§ Goal
The entries below should be transcribed in their entirety, exactly as written.

§ Supplied material

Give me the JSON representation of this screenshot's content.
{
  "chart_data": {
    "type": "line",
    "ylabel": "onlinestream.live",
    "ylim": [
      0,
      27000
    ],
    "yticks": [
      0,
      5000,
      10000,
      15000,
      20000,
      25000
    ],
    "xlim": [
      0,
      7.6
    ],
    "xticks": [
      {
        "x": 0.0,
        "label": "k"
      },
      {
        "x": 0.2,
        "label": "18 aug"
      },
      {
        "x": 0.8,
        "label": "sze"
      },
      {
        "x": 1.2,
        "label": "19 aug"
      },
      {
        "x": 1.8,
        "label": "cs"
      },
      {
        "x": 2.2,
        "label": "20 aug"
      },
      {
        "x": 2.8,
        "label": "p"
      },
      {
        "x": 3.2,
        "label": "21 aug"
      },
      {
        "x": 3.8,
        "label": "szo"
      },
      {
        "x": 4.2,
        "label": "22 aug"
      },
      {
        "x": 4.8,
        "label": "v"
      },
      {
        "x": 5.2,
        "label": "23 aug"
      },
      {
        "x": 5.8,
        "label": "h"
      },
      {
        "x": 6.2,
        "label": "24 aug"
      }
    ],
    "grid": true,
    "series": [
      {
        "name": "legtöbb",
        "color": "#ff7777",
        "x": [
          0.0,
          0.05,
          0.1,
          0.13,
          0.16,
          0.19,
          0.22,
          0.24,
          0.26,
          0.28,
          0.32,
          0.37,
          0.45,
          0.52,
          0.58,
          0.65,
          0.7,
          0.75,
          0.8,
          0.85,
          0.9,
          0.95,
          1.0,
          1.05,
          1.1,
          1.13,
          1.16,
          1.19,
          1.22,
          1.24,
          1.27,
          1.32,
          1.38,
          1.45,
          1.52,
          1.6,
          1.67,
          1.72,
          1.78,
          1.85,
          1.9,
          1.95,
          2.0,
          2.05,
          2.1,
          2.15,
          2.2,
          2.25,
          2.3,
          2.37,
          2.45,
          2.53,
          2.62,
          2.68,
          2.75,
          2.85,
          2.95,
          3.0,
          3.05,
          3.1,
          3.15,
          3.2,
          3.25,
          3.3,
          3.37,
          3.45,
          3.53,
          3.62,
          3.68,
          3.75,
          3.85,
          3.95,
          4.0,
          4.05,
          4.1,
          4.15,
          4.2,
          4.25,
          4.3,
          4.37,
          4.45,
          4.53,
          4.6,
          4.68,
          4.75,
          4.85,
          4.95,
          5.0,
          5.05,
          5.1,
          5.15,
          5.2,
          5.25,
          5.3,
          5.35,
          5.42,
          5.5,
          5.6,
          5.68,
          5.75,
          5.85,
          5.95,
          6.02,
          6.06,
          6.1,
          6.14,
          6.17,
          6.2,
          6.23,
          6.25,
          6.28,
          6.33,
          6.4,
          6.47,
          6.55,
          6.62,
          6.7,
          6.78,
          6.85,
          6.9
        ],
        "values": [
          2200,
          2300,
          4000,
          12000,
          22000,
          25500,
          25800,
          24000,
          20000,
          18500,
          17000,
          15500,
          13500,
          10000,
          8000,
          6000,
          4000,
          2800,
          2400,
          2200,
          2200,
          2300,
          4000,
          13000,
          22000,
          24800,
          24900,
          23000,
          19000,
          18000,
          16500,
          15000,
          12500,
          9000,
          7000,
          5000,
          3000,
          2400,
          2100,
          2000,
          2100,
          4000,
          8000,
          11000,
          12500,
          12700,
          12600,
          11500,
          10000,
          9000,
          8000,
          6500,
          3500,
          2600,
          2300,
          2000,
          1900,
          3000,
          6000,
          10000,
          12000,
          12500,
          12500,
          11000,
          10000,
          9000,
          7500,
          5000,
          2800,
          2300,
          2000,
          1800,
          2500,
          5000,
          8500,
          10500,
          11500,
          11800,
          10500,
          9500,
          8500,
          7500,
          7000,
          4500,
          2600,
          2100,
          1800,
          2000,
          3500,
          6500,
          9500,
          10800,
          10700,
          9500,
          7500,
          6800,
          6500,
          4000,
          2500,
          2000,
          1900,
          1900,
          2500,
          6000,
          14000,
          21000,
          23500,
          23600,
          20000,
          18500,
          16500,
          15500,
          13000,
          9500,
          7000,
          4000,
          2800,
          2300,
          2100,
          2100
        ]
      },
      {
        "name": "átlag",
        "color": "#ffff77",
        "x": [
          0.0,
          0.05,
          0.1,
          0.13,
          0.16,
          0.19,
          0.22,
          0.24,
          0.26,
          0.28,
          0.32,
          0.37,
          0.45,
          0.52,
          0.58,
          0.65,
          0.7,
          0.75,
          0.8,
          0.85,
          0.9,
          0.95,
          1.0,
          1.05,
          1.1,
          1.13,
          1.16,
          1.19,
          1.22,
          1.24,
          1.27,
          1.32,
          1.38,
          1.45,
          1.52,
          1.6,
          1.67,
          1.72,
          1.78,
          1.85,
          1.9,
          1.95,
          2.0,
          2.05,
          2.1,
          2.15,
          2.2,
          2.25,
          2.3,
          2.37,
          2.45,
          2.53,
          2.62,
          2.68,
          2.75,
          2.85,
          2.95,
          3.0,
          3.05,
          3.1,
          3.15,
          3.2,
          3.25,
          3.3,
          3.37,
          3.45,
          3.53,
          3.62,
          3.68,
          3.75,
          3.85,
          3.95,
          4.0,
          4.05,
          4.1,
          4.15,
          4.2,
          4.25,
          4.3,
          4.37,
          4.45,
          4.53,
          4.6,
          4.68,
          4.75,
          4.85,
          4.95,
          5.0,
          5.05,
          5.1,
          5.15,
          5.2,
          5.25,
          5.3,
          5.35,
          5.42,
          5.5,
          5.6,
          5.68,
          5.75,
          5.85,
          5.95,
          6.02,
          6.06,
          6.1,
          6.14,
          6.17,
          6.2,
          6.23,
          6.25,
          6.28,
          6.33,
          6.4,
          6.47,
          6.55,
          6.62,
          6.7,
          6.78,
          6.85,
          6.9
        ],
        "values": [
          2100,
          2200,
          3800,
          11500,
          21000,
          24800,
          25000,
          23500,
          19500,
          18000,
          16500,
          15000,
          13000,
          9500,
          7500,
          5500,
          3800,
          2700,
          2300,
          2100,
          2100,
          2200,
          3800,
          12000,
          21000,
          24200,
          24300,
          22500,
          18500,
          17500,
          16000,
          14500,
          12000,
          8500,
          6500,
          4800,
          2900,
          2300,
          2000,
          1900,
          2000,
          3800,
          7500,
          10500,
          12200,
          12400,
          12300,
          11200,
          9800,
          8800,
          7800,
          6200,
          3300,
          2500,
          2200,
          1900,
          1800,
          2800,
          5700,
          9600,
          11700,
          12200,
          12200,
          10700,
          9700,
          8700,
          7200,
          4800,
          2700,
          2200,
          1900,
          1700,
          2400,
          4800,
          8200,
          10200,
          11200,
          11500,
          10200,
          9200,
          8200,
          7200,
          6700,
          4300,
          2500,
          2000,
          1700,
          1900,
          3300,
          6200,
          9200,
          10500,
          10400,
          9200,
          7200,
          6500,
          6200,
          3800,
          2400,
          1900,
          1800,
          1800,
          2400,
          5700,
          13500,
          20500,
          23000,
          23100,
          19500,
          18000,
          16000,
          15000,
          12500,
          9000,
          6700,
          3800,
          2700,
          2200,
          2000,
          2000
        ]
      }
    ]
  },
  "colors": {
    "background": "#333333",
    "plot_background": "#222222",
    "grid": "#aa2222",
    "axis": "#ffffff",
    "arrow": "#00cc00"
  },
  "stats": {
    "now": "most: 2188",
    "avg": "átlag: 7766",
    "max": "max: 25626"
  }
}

§ Written response
Give me the JSON representation of this screenshot's content.
{
  "chart_data": {
    "type": "line",
    "ylabel": "onlinestream.live",
    "ylim": [
      0,
      27000
    ],
    "yticks": [
      0,
      5000,
      10000,
      15000,
      20000,
      25000
    ],
    "xlim": [
      0,
      7.6
    ],
    "xticks": [
      {
        "x": 0.0,
        "label": "k"
      },
      {
        "x": 0.2,
        "label": "18 aug"
      },
      {
        "x": 0.8,
        "label": "sze"
      },
      {
        "x": 1.2,
        "label": "19 aug"
      },
      {
        "x": 1.8,
        "label": "cs"
      },
      {
        "x": 2.2,
        "label": "20 aug"
      },
      {
        "x": 2.8,
        "label": "p"
      },
      {
        "x": 3.2,
        "label": "21 aug"
      },
      {
        "x": 3.8,
        "label": "szo"
      },
      {
        "x": 4.2,
        "label": "22 aug"
      },
      {
        "x": 4.8,
        "label": "v"
      },
      {
        "x": 5.2,
        "label": "23 aug"
      },
      {
        "x": 5.8,
        "label": "h"
      },
      {
        "x": 6.2,
        "label": "24 aug"
      }
    ],
    "grid": true,
    "series": [
      {
        "name": "legtöbb",
        "color": "#ff7777",
        "x": [
          0.0,
          0.05,
          0.1,
          0.13,
          0.16,
          0.19,
          0.22,
          0.24,
          0.26,
          0.28,
          0.32,
          0.37,
          0.45,
          0.52,
          0.58,
          0.65,
          0.7,
          0.75,
          0.8,
          0.85,
          0.9,
          0.95,
          1.0,
          1.05,
          1.1,
          1.13,
          1.16,
          1.19,
          1.22,
          1.24,
          1.27,
          1.32,
          1.38,
          1.45,
          1.52,
          1.6,
          1.67,
          1.72,
          1.78,
          1.85,
          1.9,
          1.95,
          2.0,
          2.05,
          2.1,
          2.15,
          2.2,
          2.25,
          2.3,
          2.37,
          2.45,
          2.53,
          2.62,
          2.68,
          2.75,
          2.85,
          2.95,
          3.0,
          3.05,
          3.1,
          3.15,
          3.2,
          3.25,
          3.3,
          3.37,
          3.45,
          3.53,
          3.62,
          3.68,
          3.75,
          3.85,
          3.95,
          4.0,
          4.05,
          4.1,
          4.15,
          4.2,
          4.25,
          4.3,
          4.37,
          4.45,
          4.53,
          4.6,
          4.68,
          4.75,
          4.85,
          4.95,
          5.0,
          5.05,
          5.1,
          5.15,
          5.2,
          5.25,
          5.3,
          5.35,
          5.42,
          5.5,
          5.6,
          5.68,
          5.75,
          5.85,
          5.95,
          6.02,
          6.06,
          6.1,
          6.14,
          6.17,
          6.2,
          6.23,
          6.25,
          6.28,
          6.33,
          6.4,
          6.47,
          6.55,
          6.62,
          6.7,
          6.78,
          6.85,
          6.9
        ],
        "values": [
          2200,
          2300,
          4000,
          12000,
          22000,
          25500,
          25800,
          24000,
          20000,
          18500,
          17000,
          15500,
          13500,
          10000,
          8000,
          6000,
          4000,
          2800,
          2400,
          2200,
          2200,
          2300,
          4000,
          13000,
          22000,
          24800,
          24900,
          23000,
          19000,
          18000,
          16500,
          15000,
          12500,
          9000,
          7000,
          5000,
          3000,
          2400,
          2100,
          2000,
          2100,
          4000,
          8000,
          11000,
          12500,
          12700,
          12600,
          11500,
          10000,
          9000,
          8000,
          6500,
          3500,
          2600,
          2300,
          2000,
          1900,
          3000,
          6000,
          10000,
          12000,
          12500,
          12500,
          11000,
          10000,
          9000,
          7500,
          5000,
          2800,
          2300,
          2000,
          1800,
          2500,
          5000,
          8500,
          10500,
          11500,
          11800,
          10500,
          9500,
          8500,
          7500,
          7000,
          4500,
          2600,
          2100,
          1800,
          2000,
          3500,
          6500,
          9500,
          10800,
          10700,
          9500,
          7500,
          6800,
          6500,
          4000,
          2500,
          2000,
          1900,
          1900,
          2500,
          6000,
          14000,
          21000,
          23500,
          23600,
          20000,
          18500,
          16500,
          15500,
          13000,
          9500,
          7000,
          4000,
          2800,
          2300,
          2100,
          2100
        ]
      },
      {
        "name": "átlag",
        "color": "#ffff77",
        "x": [
          0.0,
          0.05,
          0.1,
          0.13,
          0.16,
          0.19,
          0.22,
          0.24,
          0.26,
          0.28,
          0.32,
          0.37,
          0.45,
          0.52,
          0.58,
          0.65,
          0.7,
          0.75,
          0.8,
          0.85,
          0.9,
          0.95,
          1.0,
          1.05,
          1.1,
          1.13,
          1.16,
          1.19,
          1.22,
          1.24,
          1.27,
          1.32,
          1.38,
          1.45,
          1.52,
          1.6,
          1.67,
          1.72,
          1.78,
          1.85,
          1.9,
          1.95,
          2.0,
          2.05,
          2.1,
          2.15,
          2.2,
          2.25,
          2.3,
          2.37,
          2.45,
          2.53,
          2.62,
          2.68,
          2.75,
          2.85,
          2.95,
          3.0,
          3.05,
          3.1,
          3.15,
          3.2,
          3.25,
          3.3,
          3.37,
          3.45,
          3.53,
          3.62,
          3.68,
          3.75,
          3.85,
          3.95,
          4.0,
          4.05,
          4.1,
          4.15,
          4.2,
          4.25,
          4.3,
          4.37,
          4.45,
          4.53,
          4.6,
          4.68,
          4.75,
          4.85,
          4.95,
          5.0,
          5.05,
          5.1,
          5.15,
          5.2,
          5.25,
          5.3,
          5.35,
          5.42,
          5.5,
          5.6,
          5.68,
          5.75,
          5.85,
          5.95,
          6.02,
          6.06,
          6.1,
          6.14,
          6.17,
          6.2,
          6.23,
          6.25,
          6.28,
          6.33,
          6.4,
          6.47,
          6.55,
          6.62,
          6.7,
          6.78,
          6.85,
          6.9
        ],
        "values": [
          2100,
          2200,
          3800,
          11500,
          21000,
          24800,
          25000,
          23500,
          19500,
          18000,
          16500,
          15000,
          13000,
          9500,
          7500,
          5500,
          3800,
          2700,
          2300,
          2100,
          2100,
          2200,
          3800,
          12000,
          21000,
          24200,
          24300,
          22500,
          18500,
          17500,
          16000,
          14500,
          12000,
          8500,
          6500,
          4800,
          2900,
          2300,
          2000,
          1900,
          2000,
          3800,
          7500,
          10500,
          12200,
          12400,
          12300,
          11200,
          9800,
          8800,
          7800,
          6200,
          3300,
          2500,
          2200,
          1900,
          1800,
          2800,
          5700,
          9600,
          11700,
          12200,
          12200,
          10700,
          9700,
          8700,
          7200,
          4800,
          2700,
          2200,
          1900,
          1700,
          2400,
          4800,
          8200,
          10200,
          11200,
          11500,
          10200,
          9200,
          8200,
          7200,
          6700,
          4300,
          2500,
          2000,
          1700,
          1900,
          3300,
          6200,
          9200,
          10500,
          10400,
          9200,
          7200,
          6500,
          6200,
          3800,
          2400,
          1900,
          1800,
          1800,
          2400,
          5700,
          13500,
          20500,
          23000,
          23100,
          19500,
          18000,
          16000,
          15000,
          12500,
          9000,
          6700,
          3800,
          2700,
          2200,
          2000,
          2000
        ]
      }
    ]
  },
  "colors": {
    "background": "#333333",
    "plot_background": "#222222",
    "grid": "#aa2222",
    "axis": "#ffffff",
    "arrow": "#00cc00"
  },
  "stats": {
    "now": "most: 2188",
    "avg": "átlag: 7766",
    "max": "max: 25626"
  }
}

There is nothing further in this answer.